Exercise instructions: Reproduce the listing verbatim.

Raw data:
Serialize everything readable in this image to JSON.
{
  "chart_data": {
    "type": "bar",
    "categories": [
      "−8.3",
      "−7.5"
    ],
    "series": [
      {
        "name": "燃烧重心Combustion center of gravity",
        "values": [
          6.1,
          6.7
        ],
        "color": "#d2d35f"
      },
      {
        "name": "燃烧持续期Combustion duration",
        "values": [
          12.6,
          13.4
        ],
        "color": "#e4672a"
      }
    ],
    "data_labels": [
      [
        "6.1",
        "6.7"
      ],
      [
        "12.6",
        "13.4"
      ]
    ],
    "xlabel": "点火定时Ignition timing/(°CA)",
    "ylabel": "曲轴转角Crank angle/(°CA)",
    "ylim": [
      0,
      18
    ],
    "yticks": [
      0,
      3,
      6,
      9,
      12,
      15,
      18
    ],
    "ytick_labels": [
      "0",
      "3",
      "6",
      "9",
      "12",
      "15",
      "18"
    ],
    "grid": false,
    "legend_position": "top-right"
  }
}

Task result:
Serialize everything readable in this image to JSON.
{
  "chart_data": {
    "type": "bar",
    "categories": [
      "−8.3",
      "−7.5"
    ],
    "series": [
      {
        "name": "燃烧重心Combustion center of gravity",
        "values": [
          6.1,
          6.7
        ],
        "color": "#d2d35f"
      },
      {
        "name": "燃烧持续期Combustion duration",
        "values": [
          12.6,
          13.4
        ],
        "color": "#e4672a"
      }
    ],
    "data_labels": [
      [
        "6.1",
        "6.7"
      ],
      [
        "12.6",
        "13.4"
      ]
    ],
    "xlabel": "点火定时Ignition timing/(°CA)",
    "ylabel": "曲轴转角Crank angle/(°CA)",
    "ylim": [
      0,
      18
    ],
    "yticks": [
      0,
      3,
      6,
      9,
      12,
      15,
      18
    ],
    "ytick_labels": [
      "0",
      "3",
      "6",
      "9",
      "12",
      "15",
      "18"
    ],
    "grid": false,
    "legend_position": "top-right"
  }
}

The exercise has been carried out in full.